● **Problem**
Every line below that holds the string "вмешивался" should be copied out.

Stored data
_____
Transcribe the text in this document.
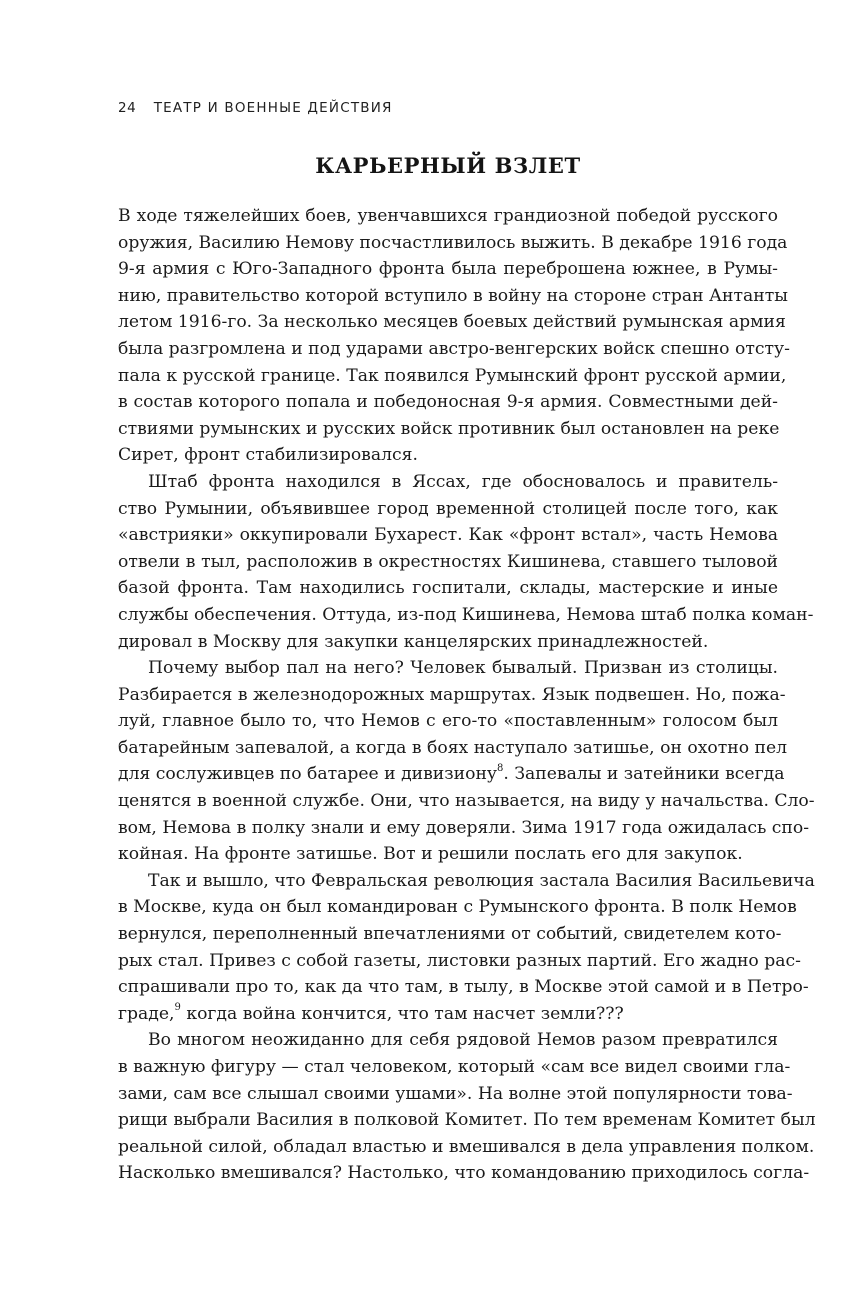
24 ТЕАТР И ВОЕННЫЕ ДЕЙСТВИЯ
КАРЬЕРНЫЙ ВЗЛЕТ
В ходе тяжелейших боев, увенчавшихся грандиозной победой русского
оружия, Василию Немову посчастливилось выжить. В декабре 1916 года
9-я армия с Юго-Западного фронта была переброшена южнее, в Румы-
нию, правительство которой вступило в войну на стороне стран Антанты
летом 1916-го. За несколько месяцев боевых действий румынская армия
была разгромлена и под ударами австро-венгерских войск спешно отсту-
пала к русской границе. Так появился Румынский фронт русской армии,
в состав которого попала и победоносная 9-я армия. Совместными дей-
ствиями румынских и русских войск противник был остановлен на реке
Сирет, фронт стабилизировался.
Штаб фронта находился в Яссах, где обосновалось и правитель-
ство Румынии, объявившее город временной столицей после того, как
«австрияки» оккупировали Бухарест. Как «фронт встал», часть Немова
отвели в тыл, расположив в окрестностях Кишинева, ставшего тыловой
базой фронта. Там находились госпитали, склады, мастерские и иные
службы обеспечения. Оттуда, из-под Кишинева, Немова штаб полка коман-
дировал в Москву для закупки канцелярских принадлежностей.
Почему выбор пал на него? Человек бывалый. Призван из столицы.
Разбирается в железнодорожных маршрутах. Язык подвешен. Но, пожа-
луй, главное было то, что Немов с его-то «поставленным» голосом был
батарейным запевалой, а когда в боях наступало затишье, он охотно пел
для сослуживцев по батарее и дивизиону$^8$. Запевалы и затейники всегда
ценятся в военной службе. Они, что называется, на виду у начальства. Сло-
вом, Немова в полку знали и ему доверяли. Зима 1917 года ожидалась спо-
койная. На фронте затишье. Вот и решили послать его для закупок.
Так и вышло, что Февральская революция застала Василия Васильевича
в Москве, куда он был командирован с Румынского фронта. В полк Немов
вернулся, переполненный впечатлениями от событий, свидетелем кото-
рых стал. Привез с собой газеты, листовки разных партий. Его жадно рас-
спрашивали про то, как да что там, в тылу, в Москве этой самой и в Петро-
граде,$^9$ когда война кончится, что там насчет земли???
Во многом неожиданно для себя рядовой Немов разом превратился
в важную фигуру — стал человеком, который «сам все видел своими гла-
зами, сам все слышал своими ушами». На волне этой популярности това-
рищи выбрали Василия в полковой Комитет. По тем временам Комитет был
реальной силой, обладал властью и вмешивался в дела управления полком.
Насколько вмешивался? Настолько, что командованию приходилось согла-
_____
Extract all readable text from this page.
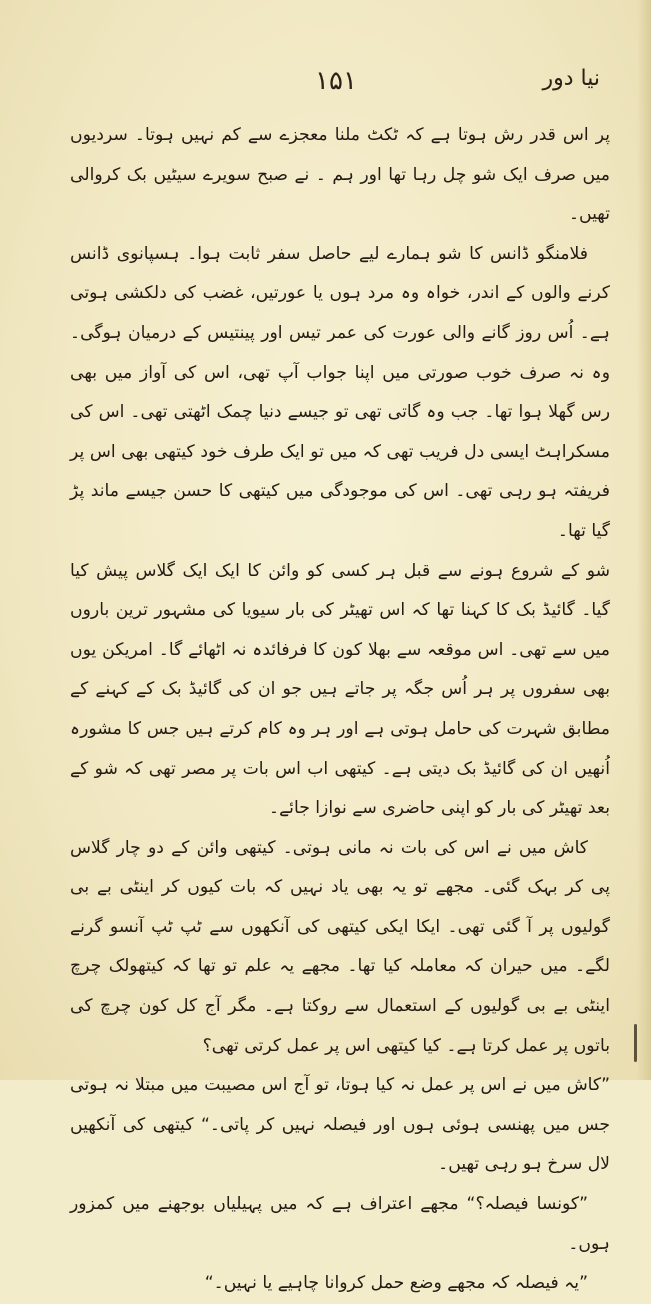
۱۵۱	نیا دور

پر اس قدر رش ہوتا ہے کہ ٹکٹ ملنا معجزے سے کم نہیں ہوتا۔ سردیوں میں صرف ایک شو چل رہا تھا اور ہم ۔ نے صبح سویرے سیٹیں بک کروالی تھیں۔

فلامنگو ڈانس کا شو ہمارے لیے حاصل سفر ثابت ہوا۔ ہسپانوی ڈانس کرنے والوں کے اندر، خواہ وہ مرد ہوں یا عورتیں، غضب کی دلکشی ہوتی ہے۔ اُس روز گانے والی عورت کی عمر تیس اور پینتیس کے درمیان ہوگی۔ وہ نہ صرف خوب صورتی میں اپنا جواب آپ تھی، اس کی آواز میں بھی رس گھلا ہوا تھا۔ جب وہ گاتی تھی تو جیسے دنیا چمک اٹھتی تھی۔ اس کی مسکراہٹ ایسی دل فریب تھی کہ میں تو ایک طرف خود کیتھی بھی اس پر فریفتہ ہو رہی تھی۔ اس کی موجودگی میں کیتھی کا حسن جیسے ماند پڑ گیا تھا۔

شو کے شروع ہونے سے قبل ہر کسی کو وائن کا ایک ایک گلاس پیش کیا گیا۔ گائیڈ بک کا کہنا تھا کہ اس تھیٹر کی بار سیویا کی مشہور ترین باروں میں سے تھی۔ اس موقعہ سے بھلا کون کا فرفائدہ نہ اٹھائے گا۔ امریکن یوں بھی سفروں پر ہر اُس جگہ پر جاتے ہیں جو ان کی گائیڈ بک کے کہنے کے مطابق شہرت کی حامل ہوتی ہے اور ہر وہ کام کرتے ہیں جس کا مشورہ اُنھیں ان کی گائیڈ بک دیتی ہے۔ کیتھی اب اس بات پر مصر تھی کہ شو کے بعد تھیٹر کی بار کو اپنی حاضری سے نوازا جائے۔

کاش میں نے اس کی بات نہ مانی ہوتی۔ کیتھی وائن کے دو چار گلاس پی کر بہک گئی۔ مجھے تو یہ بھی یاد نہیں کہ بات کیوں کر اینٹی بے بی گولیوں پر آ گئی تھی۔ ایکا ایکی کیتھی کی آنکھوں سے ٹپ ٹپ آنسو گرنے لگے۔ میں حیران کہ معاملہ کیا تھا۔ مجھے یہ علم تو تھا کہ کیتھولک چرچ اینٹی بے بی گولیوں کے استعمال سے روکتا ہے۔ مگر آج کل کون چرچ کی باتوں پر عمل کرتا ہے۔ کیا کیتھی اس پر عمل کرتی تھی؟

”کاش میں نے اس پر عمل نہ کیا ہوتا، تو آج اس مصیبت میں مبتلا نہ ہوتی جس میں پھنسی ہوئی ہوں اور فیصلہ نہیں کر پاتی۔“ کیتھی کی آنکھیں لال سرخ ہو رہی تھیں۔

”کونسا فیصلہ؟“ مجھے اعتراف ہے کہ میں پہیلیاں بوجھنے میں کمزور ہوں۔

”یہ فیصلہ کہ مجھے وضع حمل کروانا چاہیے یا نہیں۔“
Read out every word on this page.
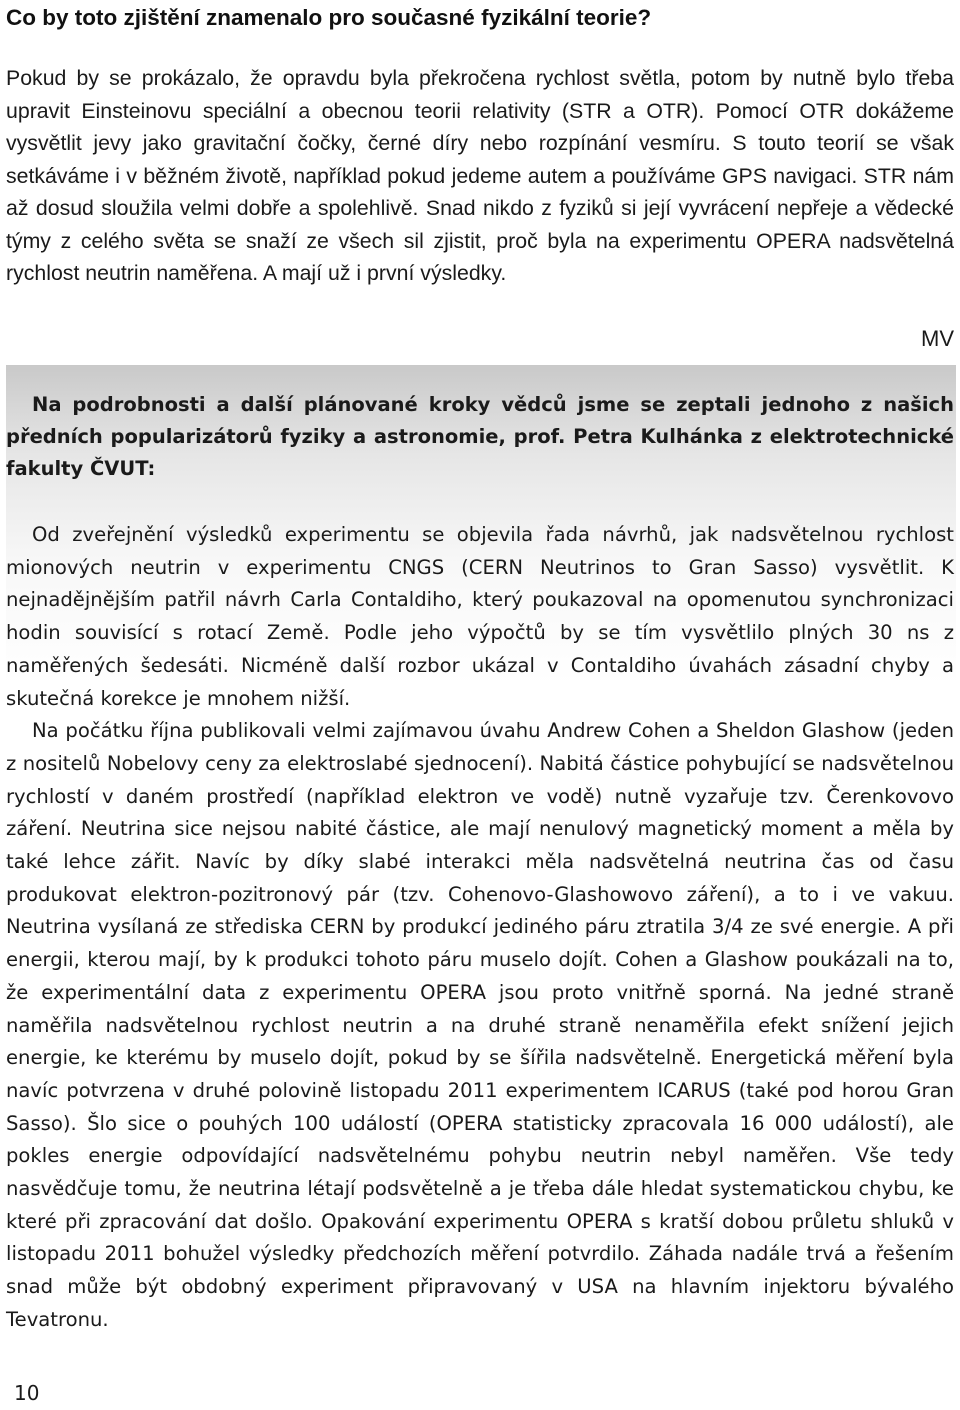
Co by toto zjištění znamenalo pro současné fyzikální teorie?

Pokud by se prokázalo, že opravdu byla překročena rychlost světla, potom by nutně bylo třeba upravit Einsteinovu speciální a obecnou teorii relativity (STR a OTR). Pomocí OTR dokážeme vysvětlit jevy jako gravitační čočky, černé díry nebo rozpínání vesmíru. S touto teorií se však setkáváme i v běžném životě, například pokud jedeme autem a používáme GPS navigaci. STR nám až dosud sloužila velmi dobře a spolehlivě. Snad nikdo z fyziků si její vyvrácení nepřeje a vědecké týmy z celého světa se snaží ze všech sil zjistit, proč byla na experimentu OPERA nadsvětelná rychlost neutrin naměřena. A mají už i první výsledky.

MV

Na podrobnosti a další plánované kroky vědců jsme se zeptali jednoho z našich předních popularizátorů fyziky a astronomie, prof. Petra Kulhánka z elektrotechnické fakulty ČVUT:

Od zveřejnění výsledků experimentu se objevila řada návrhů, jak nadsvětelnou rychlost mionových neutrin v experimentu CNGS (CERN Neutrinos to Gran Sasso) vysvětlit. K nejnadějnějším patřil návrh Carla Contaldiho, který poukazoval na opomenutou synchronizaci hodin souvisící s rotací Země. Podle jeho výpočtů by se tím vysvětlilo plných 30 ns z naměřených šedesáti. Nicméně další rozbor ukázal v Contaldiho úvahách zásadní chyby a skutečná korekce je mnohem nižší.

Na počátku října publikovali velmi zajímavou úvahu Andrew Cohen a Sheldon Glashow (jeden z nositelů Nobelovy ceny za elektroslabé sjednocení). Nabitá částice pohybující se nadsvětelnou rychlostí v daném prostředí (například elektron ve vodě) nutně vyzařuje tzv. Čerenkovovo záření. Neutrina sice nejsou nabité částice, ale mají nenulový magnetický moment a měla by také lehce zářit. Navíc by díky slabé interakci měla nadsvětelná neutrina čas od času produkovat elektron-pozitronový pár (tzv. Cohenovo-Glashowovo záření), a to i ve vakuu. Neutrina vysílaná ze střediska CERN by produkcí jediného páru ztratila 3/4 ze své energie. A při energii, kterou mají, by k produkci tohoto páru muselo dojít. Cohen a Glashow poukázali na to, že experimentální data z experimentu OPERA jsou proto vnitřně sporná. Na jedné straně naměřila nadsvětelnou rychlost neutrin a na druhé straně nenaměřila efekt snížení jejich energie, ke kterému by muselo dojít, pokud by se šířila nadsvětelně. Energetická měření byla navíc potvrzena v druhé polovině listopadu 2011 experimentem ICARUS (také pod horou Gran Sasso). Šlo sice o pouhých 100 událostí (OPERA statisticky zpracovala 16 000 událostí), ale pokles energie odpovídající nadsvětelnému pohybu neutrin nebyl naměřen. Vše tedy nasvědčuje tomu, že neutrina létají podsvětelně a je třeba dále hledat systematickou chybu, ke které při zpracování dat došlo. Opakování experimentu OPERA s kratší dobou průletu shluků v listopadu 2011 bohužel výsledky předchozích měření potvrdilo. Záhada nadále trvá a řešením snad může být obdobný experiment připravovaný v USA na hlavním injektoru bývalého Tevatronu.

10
_____
● **Final result**
реальной силой, обладал властью и вмешивался в дела управления полком.
Насколько вмешивался? Настолько, что командованию приходилось согла-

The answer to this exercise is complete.